##### DATA LINES

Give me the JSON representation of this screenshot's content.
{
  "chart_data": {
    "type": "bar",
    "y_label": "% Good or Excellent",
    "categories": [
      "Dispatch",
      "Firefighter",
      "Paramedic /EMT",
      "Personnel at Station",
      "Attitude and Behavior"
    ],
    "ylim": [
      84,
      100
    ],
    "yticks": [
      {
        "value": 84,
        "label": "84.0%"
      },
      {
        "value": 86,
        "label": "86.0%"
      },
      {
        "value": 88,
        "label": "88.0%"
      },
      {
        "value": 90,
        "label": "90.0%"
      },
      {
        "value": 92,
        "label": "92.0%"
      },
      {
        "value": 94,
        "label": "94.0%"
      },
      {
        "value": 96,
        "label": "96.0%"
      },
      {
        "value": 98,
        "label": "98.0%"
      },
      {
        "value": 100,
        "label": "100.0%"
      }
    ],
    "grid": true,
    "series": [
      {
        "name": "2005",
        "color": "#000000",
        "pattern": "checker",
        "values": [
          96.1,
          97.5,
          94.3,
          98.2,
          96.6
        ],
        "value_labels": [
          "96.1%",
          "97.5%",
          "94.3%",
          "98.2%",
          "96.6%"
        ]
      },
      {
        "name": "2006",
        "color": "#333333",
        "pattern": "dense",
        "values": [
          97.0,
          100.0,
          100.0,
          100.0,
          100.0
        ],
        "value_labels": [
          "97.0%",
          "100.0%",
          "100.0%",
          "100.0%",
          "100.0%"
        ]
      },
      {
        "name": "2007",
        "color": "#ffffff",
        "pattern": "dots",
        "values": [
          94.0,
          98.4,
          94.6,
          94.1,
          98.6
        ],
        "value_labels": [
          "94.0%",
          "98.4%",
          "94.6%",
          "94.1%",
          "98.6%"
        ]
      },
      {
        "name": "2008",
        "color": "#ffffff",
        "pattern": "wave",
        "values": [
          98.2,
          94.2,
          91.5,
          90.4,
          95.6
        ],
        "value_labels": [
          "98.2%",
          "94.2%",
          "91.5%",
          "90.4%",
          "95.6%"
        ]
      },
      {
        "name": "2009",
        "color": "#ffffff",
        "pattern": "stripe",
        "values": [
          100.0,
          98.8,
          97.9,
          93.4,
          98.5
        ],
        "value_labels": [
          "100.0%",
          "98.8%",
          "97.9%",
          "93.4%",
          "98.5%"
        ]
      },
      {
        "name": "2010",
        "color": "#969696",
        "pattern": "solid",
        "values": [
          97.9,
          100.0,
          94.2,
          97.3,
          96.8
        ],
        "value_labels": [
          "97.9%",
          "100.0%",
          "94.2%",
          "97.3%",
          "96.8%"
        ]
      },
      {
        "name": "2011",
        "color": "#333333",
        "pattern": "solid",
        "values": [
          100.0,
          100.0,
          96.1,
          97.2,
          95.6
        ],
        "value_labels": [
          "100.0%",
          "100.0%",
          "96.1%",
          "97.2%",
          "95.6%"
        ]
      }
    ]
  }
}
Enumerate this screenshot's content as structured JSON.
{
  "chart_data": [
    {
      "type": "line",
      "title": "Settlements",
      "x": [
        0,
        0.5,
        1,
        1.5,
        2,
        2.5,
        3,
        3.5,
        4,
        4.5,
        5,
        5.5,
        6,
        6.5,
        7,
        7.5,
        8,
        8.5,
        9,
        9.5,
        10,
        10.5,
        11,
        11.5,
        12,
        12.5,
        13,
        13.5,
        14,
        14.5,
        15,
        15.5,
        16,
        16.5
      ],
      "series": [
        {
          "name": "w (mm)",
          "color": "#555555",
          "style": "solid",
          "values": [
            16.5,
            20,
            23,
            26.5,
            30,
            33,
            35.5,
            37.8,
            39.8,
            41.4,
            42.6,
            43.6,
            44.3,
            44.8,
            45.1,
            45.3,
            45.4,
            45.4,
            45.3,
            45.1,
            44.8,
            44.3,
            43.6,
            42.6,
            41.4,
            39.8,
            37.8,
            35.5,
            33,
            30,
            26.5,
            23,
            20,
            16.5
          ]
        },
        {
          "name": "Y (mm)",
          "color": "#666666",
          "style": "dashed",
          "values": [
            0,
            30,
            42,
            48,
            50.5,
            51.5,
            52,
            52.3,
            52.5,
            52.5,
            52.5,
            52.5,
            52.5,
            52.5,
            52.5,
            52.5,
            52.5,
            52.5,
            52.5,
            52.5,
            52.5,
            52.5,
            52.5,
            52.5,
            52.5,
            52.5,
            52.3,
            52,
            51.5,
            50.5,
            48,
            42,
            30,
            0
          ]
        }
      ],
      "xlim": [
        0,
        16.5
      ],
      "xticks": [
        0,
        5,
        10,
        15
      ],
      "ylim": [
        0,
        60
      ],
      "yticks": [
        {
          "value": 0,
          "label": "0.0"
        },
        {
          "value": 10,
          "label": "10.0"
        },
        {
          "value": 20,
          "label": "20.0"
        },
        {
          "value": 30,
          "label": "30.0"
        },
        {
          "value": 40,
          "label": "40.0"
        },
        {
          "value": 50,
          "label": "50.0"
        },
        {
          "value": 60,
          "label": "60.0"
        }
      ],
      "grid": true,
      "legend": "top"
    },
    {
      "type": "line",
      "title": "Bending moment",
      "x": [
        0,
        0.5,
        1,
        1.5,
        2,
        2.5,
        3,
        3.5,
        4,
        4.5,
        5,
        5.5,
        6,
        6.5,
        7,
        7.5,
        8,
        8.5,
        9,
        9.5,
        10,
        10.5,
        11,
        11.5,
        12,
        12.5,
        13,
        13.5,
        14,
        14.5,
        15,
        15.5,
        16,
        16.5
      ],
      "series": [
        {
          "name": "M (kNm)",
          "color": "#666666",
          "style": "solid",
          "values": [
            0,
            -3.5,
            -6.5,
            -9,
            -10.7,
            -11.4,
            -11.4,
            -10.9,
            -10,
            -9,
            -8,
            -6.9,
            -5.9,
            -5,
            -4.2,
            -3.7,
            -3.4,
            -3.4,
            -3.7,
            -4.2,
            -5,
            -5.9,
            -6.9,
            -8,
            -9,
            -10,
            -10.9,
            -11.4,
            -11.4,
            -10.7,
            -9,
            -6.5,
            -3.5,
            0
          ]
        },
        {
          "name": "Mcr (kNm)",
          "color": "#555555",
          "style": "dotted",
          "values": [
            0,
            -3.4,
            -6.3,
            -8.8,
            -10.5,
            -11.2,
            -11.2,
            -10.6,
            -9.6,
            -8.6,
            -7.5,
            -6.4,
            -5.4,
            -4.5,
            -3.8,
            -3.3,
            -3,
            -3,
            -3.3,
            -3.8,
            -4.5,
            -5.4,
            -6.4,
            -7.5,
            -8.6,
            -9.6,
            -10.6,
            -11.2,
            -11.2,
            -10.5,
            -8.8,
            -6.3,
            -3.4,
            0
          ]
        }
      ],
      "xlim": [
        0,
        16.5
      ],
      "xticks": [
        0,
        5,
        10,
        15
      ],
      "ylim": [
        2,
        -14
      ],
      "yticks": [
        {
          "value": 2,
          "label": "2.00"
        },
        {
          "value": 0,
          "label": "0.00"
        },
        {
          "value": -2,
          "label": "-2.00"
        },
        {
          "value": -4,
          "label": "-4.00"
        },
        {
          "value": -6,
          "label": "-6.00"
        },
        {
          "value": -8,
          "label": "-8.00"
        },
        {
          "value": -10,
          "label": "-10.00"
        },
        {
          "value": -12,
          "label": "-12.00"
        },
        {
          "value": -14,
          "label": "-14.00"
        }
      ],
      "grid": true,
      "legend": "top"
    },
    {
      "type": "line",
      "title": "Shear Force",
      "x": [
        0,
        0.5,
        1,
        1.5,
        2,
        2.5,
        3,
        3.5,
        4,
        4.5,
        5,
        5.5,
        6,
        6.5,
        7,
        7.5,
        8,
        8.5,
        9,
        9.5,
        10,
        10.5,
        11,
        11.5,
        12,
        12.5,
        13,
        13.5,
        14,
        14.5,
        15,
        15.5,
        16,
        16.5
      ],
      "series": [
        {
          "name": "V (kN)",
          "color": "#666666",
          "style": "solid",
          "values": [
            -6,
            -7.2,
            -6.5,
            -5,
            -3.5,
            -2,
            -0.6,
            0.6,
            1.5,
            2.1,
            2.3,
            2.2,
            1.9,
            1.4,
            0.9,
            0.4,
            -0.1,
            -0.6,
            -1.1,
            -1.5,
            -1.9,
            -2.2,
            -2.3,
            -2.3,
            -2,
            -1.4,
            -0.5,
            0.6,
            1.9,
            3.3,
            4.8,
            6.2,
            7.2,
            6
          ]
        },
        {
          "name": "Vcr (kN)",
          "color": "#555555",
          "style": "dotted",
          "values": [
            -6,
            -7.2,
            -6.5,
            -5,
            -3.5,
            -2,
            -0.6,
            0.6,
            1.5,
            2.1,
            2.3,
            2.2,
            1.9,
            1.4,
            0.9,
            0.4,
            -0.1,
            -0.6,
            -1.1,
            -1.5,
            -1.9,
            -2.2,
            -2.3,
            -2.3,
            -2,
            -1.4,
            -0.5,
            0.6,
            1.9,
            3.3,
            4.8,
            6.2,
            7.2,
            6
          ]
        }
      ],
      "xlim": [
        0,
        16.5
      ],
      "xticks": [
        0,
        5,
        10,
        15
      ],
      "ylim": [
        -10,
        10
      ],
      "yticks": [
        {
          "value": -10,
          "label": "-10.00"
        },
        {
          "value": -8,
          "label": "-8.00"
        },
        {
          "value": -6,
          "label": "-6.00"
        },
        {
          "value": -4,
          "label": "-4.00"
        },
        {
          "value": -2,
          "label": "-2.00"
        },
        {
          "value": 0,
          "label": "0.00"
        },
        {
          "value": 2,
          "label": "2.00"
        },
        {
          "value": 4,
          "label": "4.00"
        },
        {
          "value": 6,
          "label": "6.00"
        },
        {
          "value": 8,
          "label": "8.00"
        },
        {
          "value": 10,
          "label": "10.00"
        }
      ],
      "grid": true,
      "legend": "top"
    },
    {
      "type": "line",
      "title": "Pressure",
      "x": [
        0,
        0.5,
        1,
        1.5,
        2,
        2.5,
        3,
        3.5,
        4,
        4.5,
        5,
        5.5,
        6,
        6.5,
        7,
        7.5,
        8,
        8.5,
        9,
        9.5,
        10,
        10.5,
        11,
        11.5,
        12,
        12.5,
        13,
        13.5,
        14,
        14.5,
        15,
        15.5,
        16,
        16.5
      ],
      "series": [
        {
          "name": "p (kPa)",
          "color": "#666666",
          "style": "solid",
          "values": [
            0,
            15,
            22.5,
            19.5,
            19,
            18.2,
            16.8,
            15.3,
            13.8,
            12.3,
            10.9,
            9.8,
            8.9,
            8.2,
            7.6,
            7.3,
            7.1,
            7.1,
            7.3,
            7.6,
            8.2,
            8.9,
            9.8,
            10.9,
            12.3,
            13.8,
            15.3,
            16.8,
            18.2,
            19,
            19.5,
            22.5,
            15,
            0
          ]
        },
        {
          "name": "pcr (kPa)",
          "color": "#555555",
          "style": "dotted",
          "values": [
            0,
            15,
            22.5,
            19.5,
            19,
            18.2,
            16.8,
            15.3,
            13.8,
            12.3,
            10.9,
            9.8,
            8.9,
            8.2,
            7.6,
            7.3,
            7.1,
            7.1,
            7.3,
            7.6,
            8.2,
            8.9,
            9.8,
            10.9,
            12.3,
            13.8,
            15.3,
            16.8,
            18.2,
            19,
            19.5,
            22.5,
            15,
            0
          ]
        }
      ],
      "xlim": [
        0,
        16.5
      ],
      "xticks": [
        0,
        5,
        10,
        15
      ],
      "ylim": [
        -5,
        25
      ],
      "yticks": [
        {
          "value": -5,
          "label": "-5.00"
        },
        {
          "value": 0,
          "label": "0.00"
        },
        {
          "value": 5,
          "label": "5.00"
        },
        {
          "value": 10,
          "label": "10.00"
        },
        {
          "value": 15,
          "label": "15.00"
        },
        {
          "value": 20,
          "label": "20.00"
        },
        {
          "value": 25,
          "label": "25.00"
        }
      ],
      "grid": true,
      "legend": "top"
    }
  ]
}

##########

__EXERCISE DIRECTIONS__.
Pull every line containing "JSON" from the material above.

__RESPONSE TO THIS TASK__.
Give me the JSON representation of this screenshot's content.
Enumerate this screenshot's content as structured JSON.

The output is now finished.